§ DO THIS
Print every line from the one containing "candlestick (494, 241, 497, 260)" down to the one containing "candlestick (414, 284, 417, 315)", both included, reproducing each one exactly.
--- Begin ---
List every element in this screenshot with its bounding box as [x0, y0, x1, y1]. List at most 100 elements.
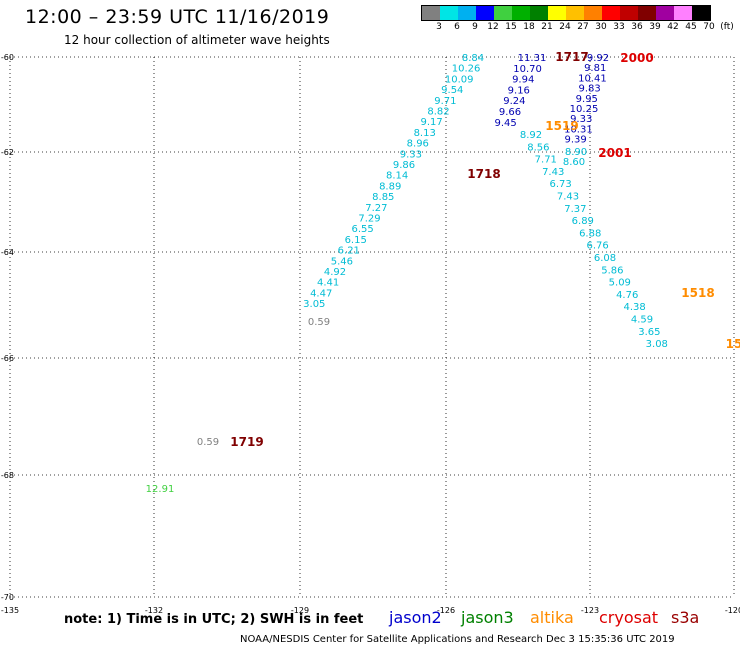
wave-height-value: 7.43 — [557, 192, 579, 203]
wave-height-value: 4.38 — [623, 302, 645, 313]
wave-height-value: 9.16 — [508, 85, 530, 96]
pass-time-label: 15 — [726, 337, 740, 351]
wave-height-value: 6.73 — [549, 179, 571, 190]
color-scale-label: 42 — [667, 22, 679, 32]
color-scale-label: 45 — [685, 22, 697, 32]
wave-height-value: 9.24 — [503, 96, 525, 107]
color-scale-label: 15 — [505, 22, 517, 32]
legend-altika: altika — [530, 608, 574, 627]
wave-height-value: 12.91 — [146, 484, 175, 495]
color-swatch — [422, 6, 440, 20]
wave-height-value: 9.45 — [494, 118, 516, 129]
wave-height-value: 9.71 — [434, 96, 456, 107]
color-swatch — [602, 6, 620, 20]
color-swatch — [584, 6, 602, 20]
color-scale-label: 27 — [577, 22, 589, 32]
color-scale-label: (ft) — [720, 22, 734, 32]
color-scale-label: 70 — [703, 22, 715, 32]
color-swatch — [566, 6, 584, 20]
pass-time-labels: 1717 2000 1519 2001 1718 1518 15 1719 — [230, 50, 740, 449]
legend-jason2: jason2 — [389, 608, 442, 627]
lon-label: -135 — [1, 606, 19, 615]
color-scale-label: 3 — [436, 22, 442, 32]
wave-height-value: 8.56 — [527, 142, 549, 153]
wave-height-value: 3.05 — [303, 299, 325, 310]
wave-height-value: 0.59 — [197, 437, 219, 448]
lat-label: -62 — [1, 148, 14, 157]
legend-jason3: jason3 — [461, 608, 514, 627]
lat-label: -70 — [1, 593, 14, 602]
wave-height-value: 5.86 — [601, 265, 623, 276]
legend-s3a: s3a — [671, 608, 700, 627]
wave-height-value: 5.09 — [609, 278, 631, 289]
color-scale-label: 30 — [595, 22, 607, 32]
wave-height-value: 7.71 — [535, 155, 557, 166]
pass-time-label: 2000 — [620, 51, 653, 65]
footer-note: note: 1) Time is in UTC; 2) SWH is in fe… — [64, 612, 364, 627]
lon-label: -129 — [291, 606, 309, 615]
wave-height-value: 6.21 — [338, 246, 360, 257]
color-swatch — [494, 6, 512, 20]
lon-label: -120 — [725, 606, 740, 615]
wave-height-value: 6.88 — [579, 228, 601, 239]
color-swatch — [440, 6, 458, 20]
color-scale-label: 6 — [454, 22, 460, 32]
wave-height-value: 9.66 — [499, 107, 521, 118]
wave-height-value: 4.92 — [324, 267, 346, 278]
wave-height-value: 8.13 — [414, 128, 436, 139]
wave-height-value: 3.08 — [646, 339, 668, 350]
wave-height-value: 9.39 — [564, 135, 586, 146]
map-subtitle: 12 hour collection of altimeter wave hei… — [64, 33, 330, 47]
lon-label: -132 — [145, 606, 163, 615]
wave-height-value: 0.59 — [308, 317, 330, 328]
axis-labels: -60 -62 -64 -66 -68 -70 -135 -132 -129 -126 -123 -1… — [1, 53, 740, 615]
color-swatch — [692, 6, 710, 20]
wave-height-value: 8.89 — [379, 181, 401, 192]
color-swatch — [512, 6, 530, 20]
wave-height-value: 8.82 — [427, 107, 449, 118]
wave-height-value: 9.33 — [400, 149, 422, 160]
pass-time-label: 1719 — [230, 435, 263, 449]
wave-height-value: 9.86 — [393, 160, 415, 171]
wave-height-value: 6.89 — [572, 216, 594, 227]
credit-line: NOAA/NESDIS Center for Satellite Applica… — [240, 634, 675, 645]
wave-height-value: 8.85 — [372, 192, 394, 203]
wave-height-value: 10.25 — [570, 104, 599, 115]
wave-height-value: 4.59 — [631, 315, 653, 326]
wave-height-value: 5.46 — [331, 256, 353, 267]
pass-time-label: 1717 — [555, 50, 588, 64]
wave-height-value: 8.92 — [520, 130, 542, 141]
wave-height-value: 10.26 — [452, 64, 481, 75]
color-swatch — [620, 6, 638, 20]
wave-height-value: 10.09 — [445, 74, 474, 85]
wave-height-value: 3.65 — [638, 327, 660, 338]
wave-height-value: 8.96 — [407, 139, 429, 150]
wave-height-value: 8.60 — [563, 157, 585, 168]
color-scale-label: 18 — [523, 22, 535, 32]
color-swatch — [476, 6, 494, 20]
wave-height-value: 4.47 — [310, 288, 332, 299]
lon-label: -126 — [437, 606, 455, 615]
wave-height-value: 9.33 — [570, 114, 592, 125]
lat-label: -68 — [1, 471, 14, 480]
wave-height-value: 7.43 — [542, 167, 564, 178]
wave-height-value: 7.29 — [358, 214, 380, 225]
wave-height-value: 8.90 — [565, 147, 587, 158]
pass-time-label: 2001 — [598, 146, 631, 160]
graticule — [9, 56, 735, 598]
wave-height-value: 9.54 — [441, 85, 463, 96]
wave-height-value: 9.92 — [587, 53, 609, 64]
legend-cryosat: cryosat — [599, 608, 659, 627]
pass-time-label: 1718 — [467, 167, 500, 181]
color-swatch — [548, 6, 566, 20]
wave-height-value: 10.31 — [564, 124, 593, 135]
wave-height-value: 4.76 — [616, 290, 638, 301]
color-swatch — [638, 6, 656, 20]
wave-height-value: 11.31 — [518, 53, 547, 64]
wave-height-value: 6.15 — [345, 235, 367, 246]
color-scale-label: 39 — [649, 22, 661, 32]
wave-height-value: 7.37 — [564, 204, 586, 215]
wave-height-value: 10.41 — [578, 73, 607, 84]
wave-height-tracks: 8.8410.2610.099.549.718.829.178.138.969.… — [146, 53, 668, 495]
--- End ---
--- Begin ---
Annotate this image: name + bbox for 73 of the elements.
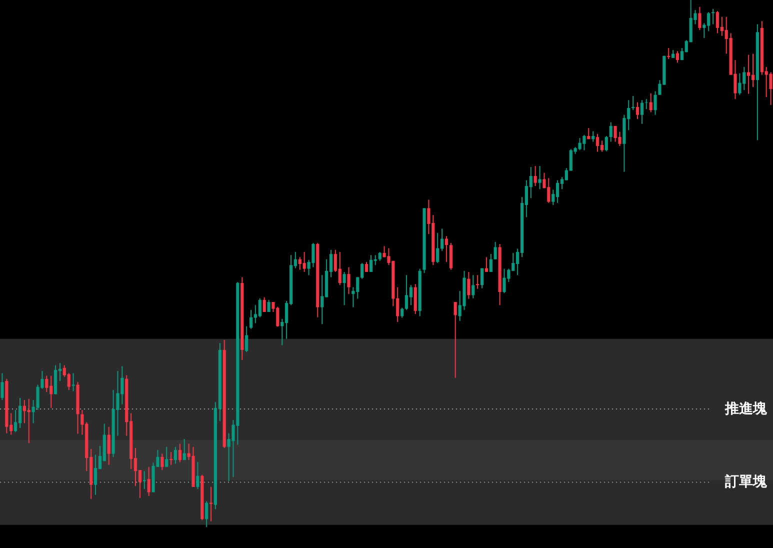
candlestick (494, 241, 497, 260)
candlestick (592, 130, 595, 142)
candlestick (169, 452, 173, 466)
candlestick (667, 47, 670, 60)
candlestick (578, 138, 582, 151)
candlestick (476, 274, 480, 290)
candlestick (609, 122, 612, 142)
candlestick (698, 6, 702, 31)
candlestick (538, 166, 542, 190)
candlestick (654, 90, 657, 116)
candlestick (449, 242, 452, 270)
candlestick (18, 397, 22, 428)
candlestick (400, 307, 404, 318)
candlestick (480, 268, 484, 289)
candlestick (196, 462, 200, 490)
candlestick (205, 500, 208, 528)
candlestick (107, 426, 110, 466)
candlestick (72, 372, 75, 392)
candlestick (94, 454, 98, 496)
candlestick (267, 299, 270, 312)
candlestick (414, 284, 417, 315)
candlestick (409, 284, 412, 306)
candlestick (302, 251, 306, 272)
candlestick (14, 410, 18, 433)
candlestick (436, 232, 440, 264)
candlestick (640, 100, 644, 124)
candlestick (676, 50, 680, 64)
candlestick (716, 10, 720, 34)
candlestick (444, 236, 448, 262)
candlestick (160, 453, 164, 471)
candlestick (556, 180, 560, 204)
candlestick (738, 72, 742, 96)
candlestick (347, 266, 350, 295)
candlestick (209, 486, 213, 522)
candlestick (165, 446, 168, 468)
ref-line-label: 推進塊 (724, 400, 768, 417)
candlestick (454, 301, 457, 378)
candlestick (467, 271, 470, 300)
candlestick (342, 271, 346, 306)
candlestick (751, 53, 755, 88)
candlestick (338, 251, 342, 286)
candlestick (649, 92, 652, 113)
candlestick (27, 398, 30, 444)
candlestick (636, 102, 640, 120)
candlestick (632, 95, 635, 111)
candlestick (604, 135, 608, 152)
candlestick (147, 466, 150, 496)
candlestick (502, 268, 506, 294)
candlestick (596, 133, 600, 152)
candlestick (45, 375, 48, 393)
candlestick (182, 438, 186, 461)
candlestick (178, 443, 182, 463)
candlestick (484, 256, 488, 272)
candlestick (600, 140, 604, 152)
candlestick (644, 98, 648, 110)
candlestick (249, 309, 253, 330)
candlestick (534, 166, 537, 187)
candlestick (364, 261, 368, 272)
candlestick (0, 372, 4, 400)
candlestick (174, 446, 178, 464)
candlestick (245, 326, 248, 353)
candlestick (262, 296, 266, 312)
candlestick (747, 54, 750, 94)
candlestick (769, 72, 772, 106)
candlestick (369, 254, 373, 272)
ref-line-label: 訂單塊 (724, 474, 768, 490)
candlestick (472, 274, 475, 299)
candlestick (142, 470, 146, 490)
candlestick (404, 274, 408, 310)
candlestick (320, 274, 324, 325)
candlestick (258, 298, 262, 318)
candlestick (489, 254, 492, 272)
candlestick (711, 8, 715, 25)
--- End ---
§ OUTPUT FOR THIS TASK
candlestick (494, 241, 497, 260)
candlestick (592, 130, 595, 142)
candlestick (169, 452, 173, 466)
candlestick (667, 47, 670, 60)
candlestick (578, 138, 582, 151)
candlestick (476, 274, 480, 290)
candlestick (609, 122, 612, 142)
candlestick (698, 6, 702, 31)
candlestick (538, 166, 542, 190)
candlestick (654, 90, 657, 116)
candlestick (449, 242, 452, 270)
candlestick (18, 397, 22, 428)
candlestick (400, 307, 404, 318)
candlestick (480, 268, 484, 289)
candlestick (196, 462, 200, 490)
candlestick (205, 500, 208, 528)
candlestick (107, 426, 110, 466)
candlestick (72, 372, 75, 392)
candlestick (94, 454, 98, 496)
candlestick (267, 299, 270, 312)
candlestick (414, 284, 417, 315)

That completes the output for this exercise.